* start *

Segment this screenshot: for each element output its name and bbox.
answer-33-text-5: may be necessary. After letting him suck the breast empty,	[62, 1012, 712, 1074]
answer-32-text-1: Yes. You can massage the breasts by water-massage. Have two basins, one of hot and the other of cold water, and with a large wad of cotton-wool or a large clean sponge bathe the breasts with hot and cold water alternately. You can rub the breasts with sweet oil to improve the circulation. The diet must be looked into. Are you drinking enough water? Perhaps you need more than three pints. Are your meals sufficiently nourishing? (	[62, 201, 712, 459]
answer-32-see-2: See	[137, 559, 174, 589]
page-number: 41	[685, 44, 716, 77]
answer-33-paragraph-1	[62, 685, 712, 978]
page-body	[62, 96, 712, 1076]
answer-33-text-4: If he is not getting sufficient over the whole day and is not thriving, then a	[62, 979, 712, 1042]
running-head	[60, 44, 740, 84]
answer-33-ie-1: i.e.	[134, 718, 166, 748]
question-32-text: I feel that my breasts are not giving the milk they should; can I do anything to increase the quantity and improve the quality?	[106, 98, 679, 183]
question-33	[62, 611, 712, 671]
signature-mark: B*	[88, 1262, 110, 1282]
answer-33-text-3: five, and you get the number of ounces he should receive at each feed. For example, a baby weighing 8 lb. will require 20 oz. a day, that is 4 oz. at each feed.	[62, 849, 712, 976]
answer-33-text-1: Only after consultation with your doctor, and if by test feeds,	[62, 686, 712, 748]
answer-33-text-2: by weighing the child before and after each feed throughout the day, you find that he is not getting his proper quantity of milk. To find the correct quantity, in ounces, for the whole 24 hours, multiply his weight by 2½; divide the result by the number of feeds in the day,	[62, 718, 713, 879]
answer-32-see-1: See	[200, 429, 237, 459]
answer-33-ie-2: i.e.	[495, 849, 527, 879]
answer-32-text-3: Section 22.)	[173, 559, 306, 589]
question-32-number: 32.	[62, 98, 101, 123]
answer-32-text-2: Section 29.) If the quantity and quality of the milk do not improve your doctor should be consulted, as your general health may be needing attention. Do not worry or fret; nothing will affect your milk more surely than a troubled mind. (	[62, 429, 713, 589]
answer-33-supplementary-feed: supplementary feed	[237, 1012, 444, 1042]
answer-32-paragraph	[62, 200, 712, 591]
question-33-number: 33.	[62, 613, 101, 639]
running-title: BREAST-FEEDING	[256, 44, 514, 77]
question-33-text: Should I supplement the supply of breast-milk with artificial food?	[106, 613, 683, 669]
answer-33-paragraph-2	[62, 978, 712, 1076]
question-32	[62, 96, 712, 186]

* end *

> **Task objective**: Rewrite all the items with "physician" in place of every "doctor", and leave everything else as it is.

> **The completed task**:
Segment this screenshot: for each element output its name and bbox.
answer-33-text-5: may be necessary. After letting him suck the breast empty,	[62, 1012, 712, 1074]
answer-32-text-1: Yes. You can massage the breasts by water-massage. Have two basins, one of hot and the other of cold water, and with a large wad of cotton-wool or a large clean sponge bathe the breasts with hot and cold water alternately. You can rub the breasts with sweet oil to improve the circulation. The diet must be looked into. Are you drinking enough water? Perhaps you need more than three pints. Are your meals sufficiently nourishing? (	[62, 201, 712, 459]
answer-32-see-2: See	[137, 559, 174, 589]
page-number: 41	[685, 44, 716, 77]
answer-33-paragraph-1	[62, 685, 712, 978]
page-body	[62, 96, 712, 1076]
answer-33-text-4: If he is not getting sufficient over the whole day and is not thriving, then a	[62, 979, 712, 1042]
running-head	[60, 44, 740, 84]
answer-33-ie-1: i.e.	[134, 718, 166, 748]
question-32-text: I feel that my breasts are not giving the milk they should; can I do anything to increase the quantity and improve the quality?	[106, 98, 679, 183]
question-33	[62, 611, 712, 671]
signature-mark: B*	[88, 1262, 110, 1282]
answer-33-text-3: five, and you get the number of ounces he should receive at each feed. For example, a baby weighing 8 lb. will require 20 oz. a day, that is 4 oz. at each feed.	[62, 849, 712, 976]
answer-33-text-1: Only after consultation with your physician, and if by test feeds,	[62, 686, 712, 748]
answer-33-text-2: by weighing the child before and after each feed throughout the day, you find that he is not getting his proper quantity of milk. To find the correct quantity, in ounces, for the whole 24 hours, multiply his weight by 2½; divide the result by the number of feeds in the day,	[62, 718, 713, 879]
answer-32-see-1: See	[200, 429, 237, 459]
answer-33-ie-2: i.e.	[495, 849, 527, 879]
answer-32-text-3: Section 22.)	[173, 559, 306, 589]
question-32-number: 32.	[62, 98, 101, 123]
answer-32-text-2: Section 29.) If the quantity and quality of the milk do not improve your physician should be consulted, as your general health may be needing attention. Do not worry or fret; nothing will affect your milk more surely than a troubled mind. (	[62, 429, 713, 589]
answer-33-supplementary-feed: supplementary feed	[237, 1012, 444, 1042]
answer-32-paragraph	[62, 200, 712, 591]
question-33-number: 33.	[62, 613, 101, 639]
running-title: BREAST-FEEDING	[256, 44, 514, 77]
question-33-text: Should I supplement the supply of breast-milk with artificial food?	[106, 613, 683, 669]
answer-33-paragraph-2	[62, 978, 712, 1076]
question-32	[62, 96, 712, 186]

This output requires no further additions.